• _TASK TO CARRY OUT_: Keep only those lines of the records that include the string "aveva".

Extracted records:

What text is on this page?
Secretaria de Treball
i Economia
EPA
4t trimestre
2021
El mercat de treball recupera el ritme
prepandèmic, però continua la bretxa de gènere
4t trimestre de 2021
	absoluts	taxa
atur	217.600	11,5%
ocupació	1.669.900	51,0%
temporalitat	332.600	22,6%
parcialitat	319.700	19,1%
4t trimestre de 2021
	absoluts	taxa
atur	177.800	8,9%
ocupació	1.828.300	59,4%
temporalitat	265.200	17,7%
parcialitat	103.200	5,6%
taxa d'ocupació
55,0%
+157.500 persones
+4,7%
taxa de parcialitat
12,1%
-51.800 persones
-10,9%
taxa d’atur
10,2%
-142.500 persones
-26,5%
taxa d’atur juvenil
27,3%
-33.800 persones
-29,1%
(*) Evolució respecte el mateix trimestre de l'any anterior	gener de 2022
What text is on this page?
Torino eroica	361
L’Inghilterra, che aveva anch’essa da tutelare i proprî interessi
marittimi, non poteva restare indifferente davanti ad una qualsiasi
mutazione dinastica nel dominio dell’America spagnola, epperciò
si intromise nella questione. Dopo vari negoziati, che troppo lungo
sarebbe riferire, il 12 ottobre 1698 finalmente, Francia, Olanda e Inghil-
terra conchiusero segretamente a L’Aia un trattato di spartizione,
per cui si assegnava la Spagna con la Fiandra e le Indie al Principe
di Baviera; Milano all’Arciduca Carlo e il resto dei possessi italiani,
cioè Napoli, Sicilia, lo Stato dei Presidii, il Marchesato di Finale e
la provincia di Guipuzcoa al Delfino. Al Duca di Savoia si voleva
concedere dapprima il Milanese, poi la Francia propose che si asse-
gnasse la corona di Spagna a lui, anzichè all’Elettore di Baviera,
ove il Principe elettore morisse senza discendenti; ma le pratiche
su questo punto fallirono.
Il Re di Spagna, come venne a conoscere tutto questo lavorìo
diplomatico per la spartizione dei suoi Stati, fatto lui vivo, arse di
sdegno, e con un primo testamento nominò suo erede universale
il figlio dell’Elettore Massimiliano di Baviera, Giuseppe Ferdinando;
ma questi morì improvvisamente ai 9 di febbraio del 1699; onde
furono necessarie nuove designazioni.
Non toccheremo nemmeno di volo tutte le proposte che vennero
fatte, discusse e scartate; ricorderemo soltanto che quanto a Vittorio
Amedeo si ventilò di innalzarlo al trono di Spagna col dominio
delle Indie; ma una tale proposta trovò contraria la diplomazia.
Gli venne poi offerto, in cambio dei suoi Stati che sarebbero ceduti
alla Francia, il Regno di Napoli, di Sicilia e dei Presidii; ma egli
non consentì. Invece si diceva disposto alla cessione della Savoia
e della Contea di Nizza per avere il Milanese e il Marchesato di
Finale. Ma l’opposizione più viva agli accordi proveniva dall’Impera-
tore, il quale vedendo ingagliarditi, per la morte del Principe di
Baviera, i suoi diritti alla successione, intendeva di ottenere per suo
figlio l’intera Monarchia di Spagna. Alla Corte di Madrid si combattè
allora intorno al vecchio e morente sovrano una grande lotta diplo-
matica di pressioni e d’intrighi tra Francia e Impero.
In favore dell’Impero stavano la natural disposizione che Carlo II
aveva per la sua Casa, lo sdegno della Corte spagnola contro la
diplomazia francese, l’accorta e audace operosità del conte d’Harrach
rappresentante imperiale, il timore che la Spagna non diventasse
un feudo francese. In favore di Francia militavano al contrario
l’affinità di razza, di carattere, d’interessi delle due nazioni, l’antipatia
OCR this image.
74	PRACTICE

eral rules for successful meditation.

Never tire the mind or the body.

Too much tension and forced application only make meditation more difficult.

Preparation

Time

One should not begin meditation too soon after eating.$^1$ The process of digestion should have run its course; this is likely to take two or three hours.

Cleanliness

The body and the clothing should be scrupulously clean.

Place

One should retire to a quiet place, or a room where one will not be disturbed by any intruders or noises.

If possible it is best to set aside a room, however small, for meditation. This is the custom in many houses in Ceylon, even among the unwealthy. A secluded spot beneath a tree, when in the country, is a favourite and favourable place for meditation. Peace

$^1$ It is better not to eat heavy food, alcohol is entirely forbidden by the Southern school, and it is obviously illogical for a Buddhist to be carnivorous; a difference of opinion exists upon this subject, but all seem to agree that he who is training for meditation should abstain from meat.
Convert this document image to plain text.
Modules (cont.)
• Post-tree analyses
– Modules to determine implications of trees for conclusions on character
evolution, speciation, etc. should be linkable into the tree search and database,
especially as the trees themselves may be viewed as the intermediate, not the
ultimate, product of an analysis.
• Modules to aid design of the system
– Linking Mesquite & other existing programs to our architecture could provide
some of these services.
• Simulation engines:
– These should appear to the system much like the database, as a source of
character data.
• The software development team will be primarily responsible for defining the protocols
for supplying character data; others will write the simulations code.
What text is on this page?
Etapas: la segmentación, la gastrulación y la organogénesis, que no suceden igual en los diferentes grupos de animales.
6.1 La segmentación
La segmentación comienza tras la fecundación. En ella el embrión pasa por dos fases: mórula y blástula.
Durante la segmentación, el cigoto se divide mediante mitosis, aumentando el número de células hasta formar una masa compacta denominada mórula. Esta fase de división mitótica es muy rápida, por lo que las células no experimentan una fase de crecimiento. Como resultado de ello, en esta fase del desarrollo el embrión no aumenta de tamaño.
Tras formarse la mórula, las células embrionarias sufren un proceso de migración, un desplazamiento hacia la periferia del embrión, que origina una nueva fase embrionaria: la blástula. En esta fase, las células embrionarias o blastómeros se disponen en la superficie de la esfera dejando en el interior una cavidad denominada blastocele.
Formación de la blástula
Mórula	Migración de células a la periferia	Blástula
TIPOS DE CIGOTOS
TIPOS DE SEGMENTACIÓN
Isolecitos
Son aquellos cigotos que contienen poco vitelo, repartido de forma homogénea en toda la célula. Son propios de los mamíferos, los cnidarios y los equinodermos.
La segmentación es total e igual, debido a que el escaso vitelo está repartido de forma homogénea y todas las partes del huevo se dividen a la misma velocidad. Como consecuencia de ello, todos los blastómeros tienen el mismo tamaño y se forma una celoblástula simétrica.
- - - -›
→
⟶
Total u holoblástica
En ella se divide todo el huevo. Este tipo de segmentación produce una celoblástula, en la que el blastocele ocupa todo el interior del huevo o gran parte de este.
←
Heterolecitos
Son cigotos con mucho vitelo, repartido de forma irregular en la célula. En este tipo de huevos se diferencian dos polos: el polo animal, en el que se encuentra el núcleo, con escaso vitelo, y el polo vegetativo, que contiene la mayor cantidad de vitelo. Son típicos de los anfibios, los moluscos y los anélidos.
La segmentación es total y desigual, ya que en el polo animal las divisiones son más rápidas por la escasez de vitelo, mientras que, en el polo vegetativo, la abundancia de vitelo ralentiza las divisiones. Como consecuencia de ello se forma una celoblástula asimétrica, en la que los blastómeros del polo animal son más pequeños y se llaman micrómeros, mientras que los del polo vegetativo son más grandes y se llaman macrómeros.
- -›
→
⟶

• _WRITTEN RESPONSE_:
L’Inghilterra, che aveva anch’essa da tutelare i proprî interessi
aveva per la sua Casa, lo sdegno della Corte spagnola contro la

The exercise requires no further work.